— start GIVEN RECORDS —
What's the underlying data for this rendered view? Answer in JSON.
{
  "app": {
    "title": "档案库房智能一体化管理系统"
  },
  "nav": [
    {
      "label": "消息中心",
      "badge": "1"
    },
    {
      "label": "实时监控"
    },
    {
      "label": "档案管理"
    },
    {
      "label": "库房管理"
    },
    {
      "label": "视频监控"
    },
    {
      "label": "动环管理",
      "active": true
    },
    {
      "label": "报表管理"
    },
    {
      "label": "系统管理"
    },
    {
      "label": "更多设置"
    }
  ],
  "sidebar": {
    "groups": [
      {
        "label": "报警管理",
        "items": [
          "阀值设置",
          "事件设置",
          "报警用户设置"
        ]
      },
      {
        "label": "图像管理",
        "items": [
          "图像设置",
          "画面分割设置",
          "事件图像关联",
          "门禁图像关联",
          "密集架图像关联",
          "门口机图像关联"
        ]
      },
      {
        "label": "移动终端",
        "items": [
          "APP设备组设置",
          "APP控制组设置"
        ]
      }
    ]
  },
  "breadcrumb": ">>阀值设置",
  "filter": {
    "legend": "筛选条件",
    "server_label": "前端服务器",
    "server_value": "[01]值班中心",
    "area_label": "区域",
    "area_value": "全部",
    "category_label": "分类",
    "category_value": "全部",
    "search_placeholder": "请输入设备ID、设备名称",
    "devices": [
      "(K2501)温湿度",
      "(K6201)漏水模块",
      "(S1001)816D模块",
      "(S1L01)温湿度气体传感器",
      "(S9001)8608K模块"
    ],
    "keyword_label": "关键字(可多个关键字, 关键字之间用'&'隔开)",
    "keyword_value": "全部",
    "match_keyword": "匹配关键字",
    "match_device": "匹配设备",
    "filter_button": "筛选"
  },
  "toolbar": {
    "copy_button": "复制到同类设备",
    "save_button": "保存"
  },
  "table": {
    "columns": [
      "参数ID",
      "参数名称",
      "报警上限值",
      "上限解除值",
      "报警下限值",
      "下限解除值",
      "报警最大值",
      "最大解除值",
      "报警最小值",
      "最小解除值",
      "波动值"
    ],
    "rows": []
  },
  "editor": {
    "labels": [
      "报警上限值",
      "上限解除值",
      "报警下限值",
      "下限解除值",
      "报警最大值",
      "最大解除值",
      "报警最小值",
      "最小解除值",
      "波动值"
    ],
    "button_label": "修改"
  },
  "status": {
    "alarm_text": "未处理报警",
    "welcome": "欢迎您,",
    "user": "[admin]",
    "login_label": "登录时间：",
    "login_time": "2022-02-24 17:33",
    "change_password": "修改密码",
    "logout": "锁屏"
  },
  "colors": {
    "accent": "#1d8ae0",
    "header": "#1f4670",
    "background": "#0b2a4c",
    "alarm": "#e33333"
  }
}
— end GIVEN RECORDS —
WHAT THE EXERCISE ASKS
Write out the full listing exactly as given.

SOLUTION
What's the underlying data for this rendered view? Answer in JSON.
{
  "app": {
    "title": "档案库房智能一体化管理系统"
  },
  "nav": [
    {
      "label": "消息中心",
      "badge": "1"
    },
    {
      "label": "实时监控"
    },
    {
      "label": "档案管理"
    },
    {
      "label": "库房管理"
    },
    {
      "label": "视频监控"
    },
    {
      "label": "动环管理",
      "active": true
    },
    {
      "label": "报表管理"
    },
    {
      "label": "系统管理"
    },
    {
      "label": "更多设置"
    }
  ],
  "sidebar": {
    "groups": [
      {
        "label": "报警管理",
        "items": [
          "阀值设置",
          "事件设置",
          "报警用户设置"
        ]
      },
      {
        "label": "图像管理",
        "items": [
          "图像设置",
          "画面分割设置",
          "事件图像关联",
          "门禁图像关联",
          "密集架图像关联",
          "门口机图像关联"
        ]
      },
      {
        "label": "移动终端",
        "items": [
          "APP设备组设置",
          "APP控制组设置"
        ]
      }
    ]
  },
  "breadcrumb": ">>阀值设置",
  "filter": {
    "legend": "筛选条件",
    "server_label": "前端服务器",
    "server_value": "[01]值班中心",
    "area_label": "区域",
    "area_value": "全部",
    "category_label": "分类",
    "category_value": "全部",
    "search_placeholder": "请输入设备ID、设备名称",
    "devices": [
      "(K2501)温湿度",
      "(K6201)漏水模块",
      "(S1001)816D模块",
      "(S1L01)温湿度气体传感器",
      "(S9001)8608K模块"
    ],
    "keyword_label": "关键字(可多个关键字, 关键字之间用'&'隔开)",
    "keyword_value": "全部",
    "match_keyword": "匹配关键字",
    "match_device": "匹配设备",
    "filter_button": "筛选"
  },
  "toolbar": {
    "copy_button": "复制到同类设备",
    "save_button": "保存"
  },
  "table": {
    "columns": [
      "参数ID",
      "参数名称",
      "报警上限值",
      "上限解除值",
      "报警下限值",
      "下限解除值",
      "报警最大值",
      "最大解除值",
      "报警最小值",
      "最小解除值",
      "波动值"
    ],
    "rows": []
  },
  "editor": {
    "labels": [
      "报警上限值",
      "上限解除值",
      "报警下限值",
      "下限解除值",
      "报警最大值",
      "最大解除值",
      "报警最小值",
      "最小解除值",
      "波动值"
    ],
    "button_label": "修改"
  },
  "status": {
    "alarm_text": "未处理报警",
    "welcome": "欢迎您,",
    "user": "[admin]",
    "login_label": "登录时间：",
    "login_time": "2022-02-24 17:33",
    "change_password": "修改密码",
    "logout": "锁屏"
  },
  "colors": {
    "accent": "#1d8ae0",
    "header": "#1f4670",
    "background": "#0b2a4c",
    "alarm": "#e33333"
  }
}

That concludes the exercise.